Task to complete - Output each entry below as it stands, leaving out every picture.

The data -
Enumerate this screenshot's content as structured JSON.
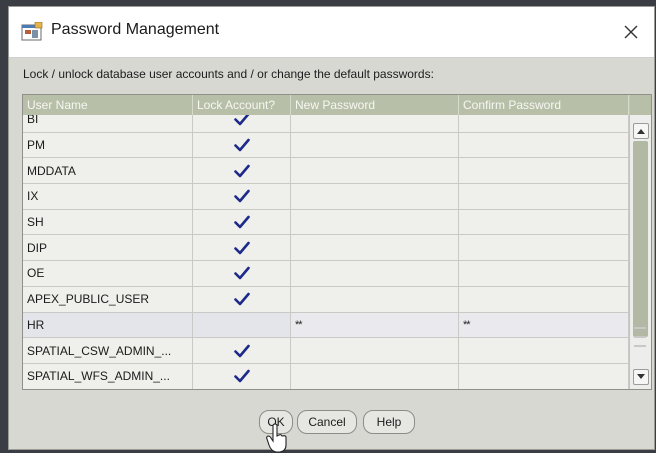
{
  "window": {
    "title": "Password Management",
    "close_label": "×"
  },
  "instruction": "Lock / unlock database user accounts and / or change the default passwords:",
  "grid": {
    "columns": [
      "User Name",
      "Lock Account?",
      "New Password",
      "Confirm Password"
    ],
    "rows": [
      {
        "user": "BI",
        "locked": true,
        "new_password": "",
        "confirm_password": ""
      },
      {
        "user": "PM",
        "locked": true,
        "new_password": "",
        "confirm_password": ""
      },
      {
        "user": "MDDATA",
        "locked": true,
        "new_password": "",
        "confirm_password": ""
      },
      {
        "user": "IX",
        "locked": true,
        "new_password": "",
        "confirm_password": ""
      },
      {
        "user": "SH",
        "locked": true,
        "new_password": "",
        "confirm_password": ""
      },
      {
        "user": "DIP",
        "locked": true,
        "new_password": "",
        "confirm_password": ""
      },
      {
        "user": "OE",
        "locked": true,
        "new_password": "",
        "confirm_password": ""
      },
      {
        "user": "APEX_PUBLIC_USER",
        "locked": true,
        "new_password": "",
        "confirm_password": ""
      },
      {
        "user": "HR",
        "locked": false,
        "new_password": "**",
        "confirm_password": "**",
        "selected": true
      },
      {
        "user": "SPATIAL_CSW_ADMIN_...",
        "locked": true,
        "new_password": "",
        "confirm_password": ""
      },
      {
        "user": "SPATIAL_WFS_ADMIN_...",
        "locked": true,
        "new_password": "",
        "confirm_password": ""
      }
    ]
  },
  "buttons": {
    "ok": "OK",
    "cancel": "Cancel",
    "help": "Help"
  },
  "colors": {
    "header_bg": "#b7bfa8",
    "checkmark": "#1d2a8a"
  },
  "icons": {
    "app": "oracle-window-icon",
    "close": "close-icon",
    "check": "checkmark-icon",
    "scroll_up": "chevron-up-icon",
    "scroll_down": "chevron-down-icon",
    "cursor": "hand-cursor-icon"
  }
}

Reply to the task -
Enumerate this screenshot's content as structured JSON.
{
  "window": {
    "title": "Password Management",
    "close_label": "×"
  },
  "instruction": "Lock / unlock database user accounts and / or change the default passwords:",
  "grid": {
    "columns": [
      "User Name",
      "Lock Account?",
      "New Password",
      "Confirm Password"
    ],
    "rows": [
      {
        "user": "BI",
        "locked": true,
        "new_password": "",
        "confirm_password": ""
      },
      {
        "user": "PM",
        "locked": true,
        "new_password": "",
        "confirm_password": ""
      },
      {
        "user": "MDDATA",
        "locked": true,
        "new_password": "",
        "confirm_password": ""
      },
      {
        "user": "IX",
        "locked": true,
        "new_password": "",
        "confirm_password": ""
      },
      {
        "user": "SH",
        "locked": true,
        "new_password": "",
        "confirm_password": ""
      },
      {
        "user": "DIP",
        "locked": true,
        "new_password": "",
        "confirm_password": ""
      },
      {
        "user": "OE",
        "locked": true,
        "new_password": "",
        "confirm_password": ""
      },
      {
        "user": "APEX_PUBLIC_USER",
        "locked": true,
        "new_password": "",
        "confirm_password": ""
      },
      {
        "user": "HR",
        "locked": false,
        "new_password": "**",
        "confirm_password": "**",
        "selected": true
      },
      {
        "user": "SPATIAL_CSW_ADMIN_...",
        "locked": true,
        "new_password": "",
        "confirm_password": ""
      },
      {
        "user": "SPATIAL_WFS_ADMIN_...",
        "locked": true,
        "new_password": "",
        "confirm_password": ""
      }
    ]
  },
  "buttons": {
    "ok": "OK",
    "cancel": "Cancel",
    "help": "Help"
  },
  "colors": {
    "header_bg": "#b7bfa8",
    "checkmark": "#1d2a8a"
  },
  "icons": {
    "app": "oracle-window-icon",
    "close": "close-icon",
    "check": "checkmark-icon",
    "scroll_up": "chevron-up-icon",
    "scroll_down": "chevron-down-icon",
    "cursor": "hand-cursor-icon"
  }
}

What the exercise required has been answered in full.